**WRITTEN TASK**
Retype the line in which "Type out the text in this image." appears, then every line after it until the records end. Leave out the pictures.

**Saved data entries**
== == ==
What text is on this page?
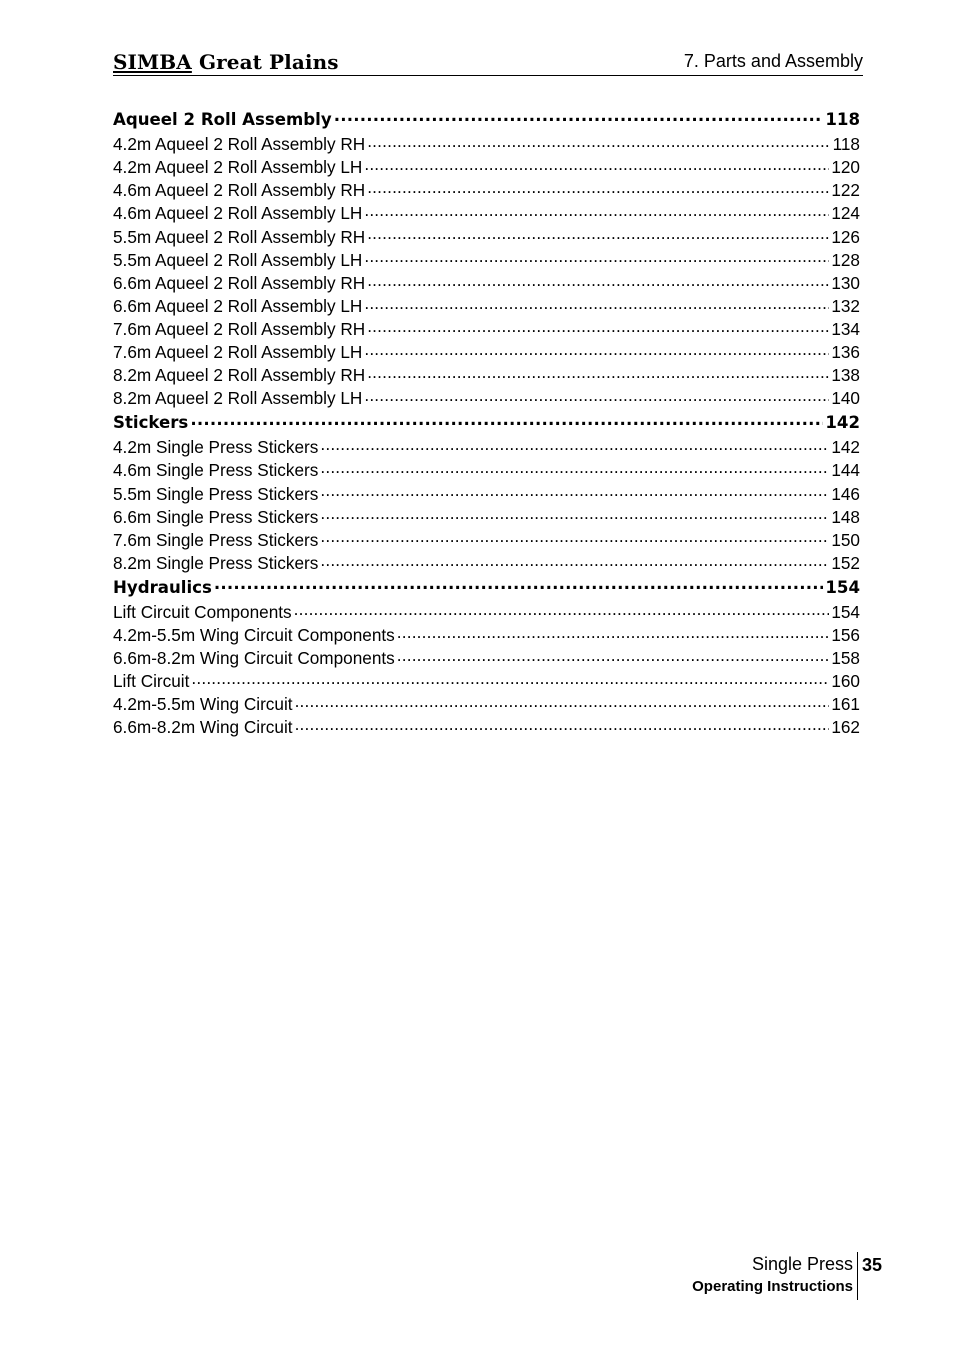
SIMBA Great Plains	7. Parts and Assembly
Aqueel 2 Roll Assembly .....	118
4.2m Aqueel 2 Roll Assembly RH .....	118
4.2m Aqueel 2 Roll Assembly LH .....	120
4.6m Aqueel 2 Roll Assembly RH .....	122
4.6m Aqueel 2 Roll Assembly LH .....	124
5.5m Aqueel 2 Roll Assembly RH .....	126
5.5m Aqueel 2 Roll Assembly LH .....	128
6.6m Aqueel 2 Roll Assembly RH .....	130
6.6m Aqueel 2 Roll Assembly LH .....	132
7.6m Aqueel 2 Roll Assembly RH .....	134
7.6m Aqueel 2 Roll Assembly LH .....	136
8.2m Aqueel 2 Roll Assembly RH .....	138
8.2m Aqueel 2 Roll Assembly LH .....	140
Stickers .....	142
4.2m Single Press Stickers .....	142
4.6m Single Press Stickers .....	144
5.5m Single Press Stickers .....	146
6.6m Single Press Stickers .....	148
7.6m Single Press Stickers .....	150
8.2m Single Press Stickers .....	152
Hydraulics .....	154
Lift Circuit Components .....	154
4.2m-5.5m Wing Circuit Components .....	156
6.6m-8.2m Wing Circuit Components .....	158
Lift Circuit .....	160
4.2m-5.5m Wing Circuit .....	161
6.6m-8.2m Wing Circuit .....	162
Single Press
Operating Instructions
35
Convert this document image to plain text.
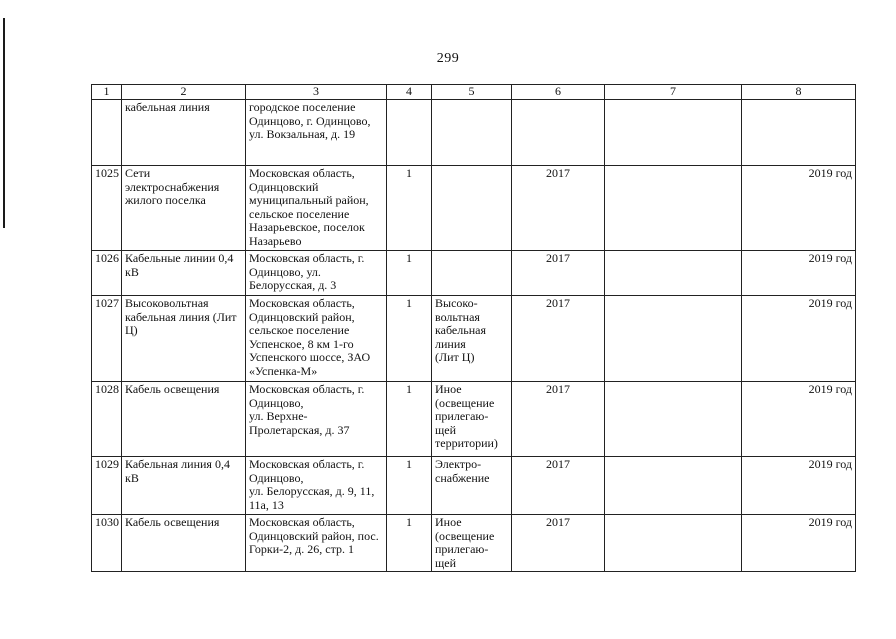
299
1	2	3	4	5	6	7	8
	кабельная линия	городское поселение Одинцово, г. Одинцово, ул. Вокзальная, д. 19					
1025	Сети электроснабжения жилого поселка	Московская область, Одинцовский муниципальный район, сельское поселение Назарьевское, поселок Назарьево	1		2017		2019 год
1026	Кабельные линии 0,4 кВ	Московская область, г. Одинцово, ул. Белорусская, д. 3	1		2017		2019 год
1027	Высоковольтная кабельная линия (Лит Ц)	Московская область, Одинцовский район, сельское поселение Успенское, 8 км 1-го Успенского шоссе, ЗАО «Успенка-М»	1	Высоко-
вольтная кабельная линия
(Лит Ц)	2017		2019 год
1028	Кабель освещения	Московская область, г. Одинцово,
ул. Верхне-
Пролетарская, д. 37	1	Иное
(освещение прилегаю-
щей территории)	2017		2019 год
1029	Кабельная линия 0,4 кВ	Московская область, г. Одинцово,
ул. Белорусская, д. 9, 11, 11а, 13	1	Электро-
снабжение	2017		2019 год
1030	Кабель освещения	Московская область, Одинцовский район, пос. Горки-2, д. 26, стр. 1	1	Иное
(освещение прилегаю-
щей	2017		2019 год
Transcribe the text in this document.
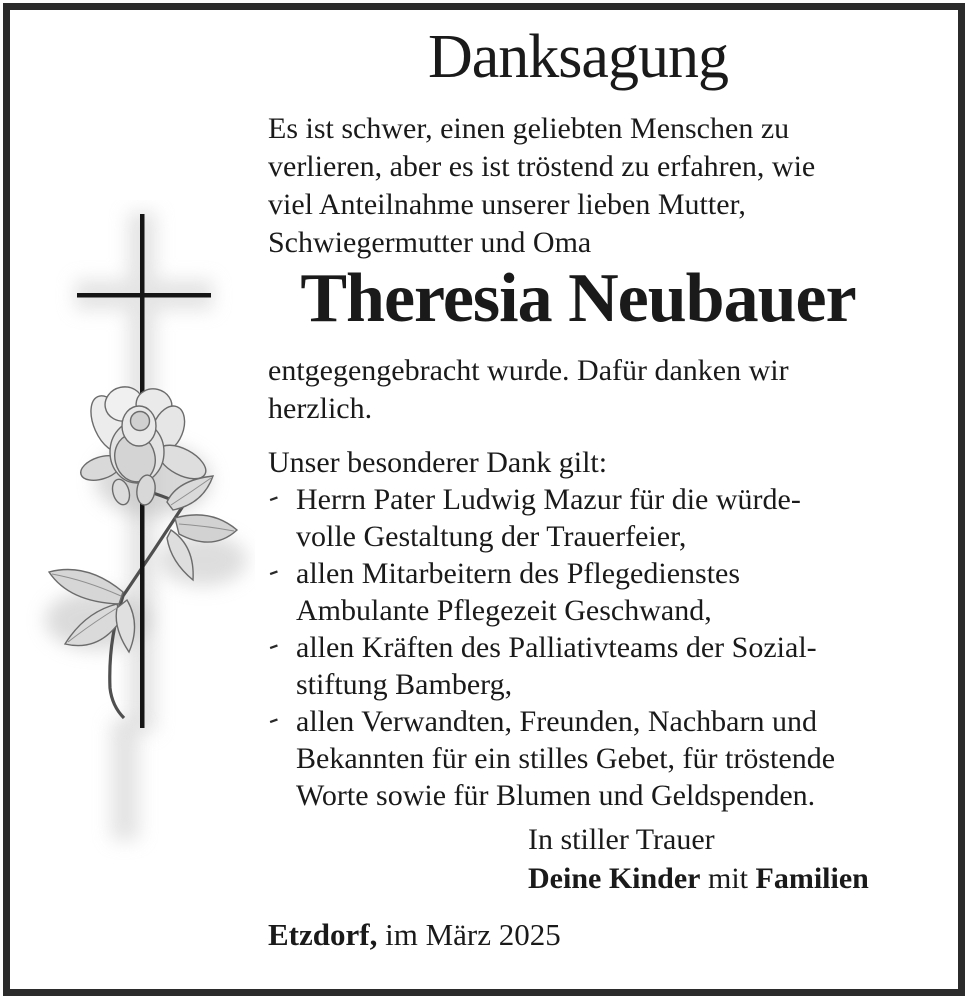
Danksagung
Es ist schwer, einen geliebten Menschen zu
verlieren, aber es ist tröstend zu erfahren, wie
viel Anteilnahme unserer lieben Mutter,
Schwiegermutter und Oma
Theresia Neubauer
entgegengebracht wurde. Dafür danken wir
herzlich.
Unser besonderer Dank gilt:
- Herrn Pater Ludwig Mazur für die würde-
volle Gestaltung der Trauerfeier,
- allen Mitarbeitern des Pflegedienstes
Ambulante Pflegezeit Geschwand,
- allen Kräften des Palliativteams der Sozial-
stiftung Bamberg,
- allen Verwandten, Freunden, Nachbarn und
Bekannten für ein stilles Gebet, für tröstende
Worte sowie für Blumen und Geldspenden.
In stiller Trauer
Deine Kinder mit Familien
Etzdorf, im März 2025
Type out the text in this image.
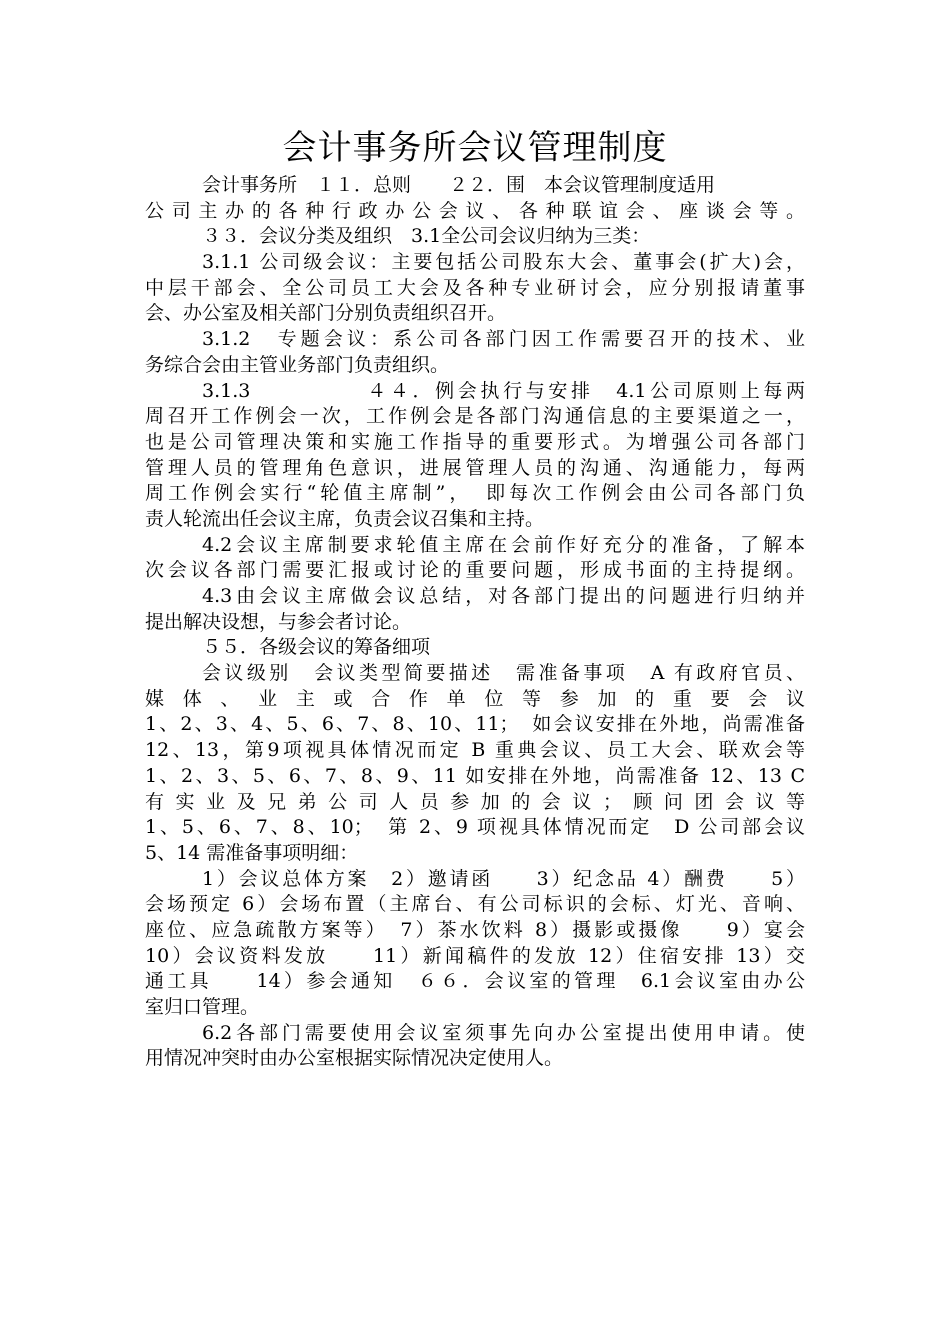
会计事务所会议管理制度
会计事务所　１１．总则　　２２．围　本会议管理制度适用
公司主办的各种行政办公会议、各种联谊会、座谈会等。
３３．会议分类及组织　3.1全公司会议归纳为三类：
3.1.1 公司级会议：主要包括公司股东大会、董事会(扩大)会，
中层干部会、全公司员工大会及各种专业研讨会，应分别报请董事
会、办公室及相关部门分别负责组织召开。
3.1.2　专题会议：系公司各部门因工作需要召开的技术、业
务综合会由主管业务部门负责组织。
3.1.3　　　　　４４．例会执行与安排　4.1公司原则上每两
周召开工作例会一次，工作例会是各部门沟通信息的主要渠道之一，
也是公司管理决策和实施工作指导的重要形式。为增强公司各部门
管理人员的管理角色意识，进展管理人员的沟通、沟通能力，每两
周工作例会实行“轮值主席制”，　即每次工作例会由公司各部门负
责人轮流出任会议主席，负责会议召集和主持。
4.2会议主席制要求轮值主席在会前作好充分的准备，了解本
次会议各部门需要汇报或讨论的重要问题，形成书面的主持提纲。
4.3由会议主席做会议总结，对各部门提出的问题进行归纳并
提出解决设想，与参会者讨论。
５５．各级会议的筹备细项
会议级别　会议类型简要描述　需准备事项　A 有政府官员、
媒体、业主或合作单位等参加的重要会议
1、2、3、4、5、6、7、8、10、11；　如会议安排在外地，尚需准备
12、13，第9项视具体情况而定 B 重典会议、员工大会、联欢会等
1、2、3、5、6、7、8、9、11 如安排在外地，尚需准备 12、13 C
有实业及兄弟公司人员参加的会议；顾问团会议等
1、5、6、7、8、10；　第 2、9 项视具体情况而定　D 公司部会议
5、14 需准备事项明细：
1）会议总体方案　2）邀请函　　3）纪念品 4）酬费　　5）
会场预定 6）会场布置（主席台、有公司标识的会标、灯光、音响、
座位、应急疏散方案等）　7）茶水饮料 8）摄影或摄像　　9）宴会
10）会议资料发放　　11）新闻稿件的发放 12）住宿安排 13）交
通工具　　14）参会通知　６６．会议室的管理　6.1会议室由办公
室归口管理。
6.2各部门需要使用会议室须事先向办公室提出使用申请。使
用情况冲突时由办公室根据实际情况决定使用人。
== == ==
**RESPONSE TO THE TASK**
Type out the text in this image.
会计事务所会议管理制度
会计事务所　１１．总则　　２２．围　本会议管理制度适用
公司主办的各种行政办公会议、各种联谊会、座谈会等。
３３．会议分类及组织　3.1全公司会议归纳为三类：
3.1.1 公司级会议：主要包括公司股东大会、董事会(扩大)会，
中层干部会、全公司员工大会及各种专业研讨会，应分别报请董事
会、办公室及相关部门分别负责组织召开。
3.1.2　专题会议：系公司各部门因工作需要召开的技术、业
务综合会由主管业务部门负责组织。
3.1.3　　　　　４４．例会执行与安排　4.1公司原则上每两
周召开工作例会一次，工作例会是各部门沟通信息的主要渠道之一，
也是公司管理决策和实施工作指导的重要形式。为增强公司各部门
管理人员的管理角色意识，进展管理人员的沟通、沟通能力，每两
周工作例会实行“轮值主席制”，　即每次工作例会由公司各部门负
责人轮流出任会议主席，负责会议召集和主持。
4.2会议主席制要求轮值主席在会前作好充分的准备，了解本
次会议各部门需要汇报或讨论的重要问题，形成书面的主持提纲。
4.3由会议主席做会议总结，对各部门提出的问题进行归纳并
提出解决设想，与参会者讨论。
５５．各级会议的筹备细项
会议级别　会议类型简要描述　需准备事项　A 有政府官员、
媒体、业主或合作单位等参加的重要会议
1、2、3、4、5、6、7、8、10、11；　如会议安排在外地，尚需准备
12、13，第9项视具体情况而定 B 重典会议、员工大会、联欢会等
1、2、3、5、6、7、8、9、11 如安排在外地，尚需准备 12、13 C
有实业及兄弟公司人员参加的会议；顾问团会议等
1、5、6、7、8、10；　第 2、9 项视具体情况而定　D 公司部会议
5、14 需准备事项明细：
1）会议总体方案　2）邀请函　　3）纪念品 4）酬费　　5）
会场预定 6）会场布置（主席台、有公司标识的会标、灯光、音响、
座位、应急疏散方案等）　7）茶水饮料 8）摄影或摄像　　9）宴会
10）会议资料发放　　11）新闻稿件的发放 12）住宿安排 13）交
通工具　　14）参会通知　６６．会议室的管理　6.1会议室由办公
室归口管理。
6.2各部门需要使用会议室须事先向办公室提出使用申请。使
用情况冲突时由办公室根据实际情况决定使用人。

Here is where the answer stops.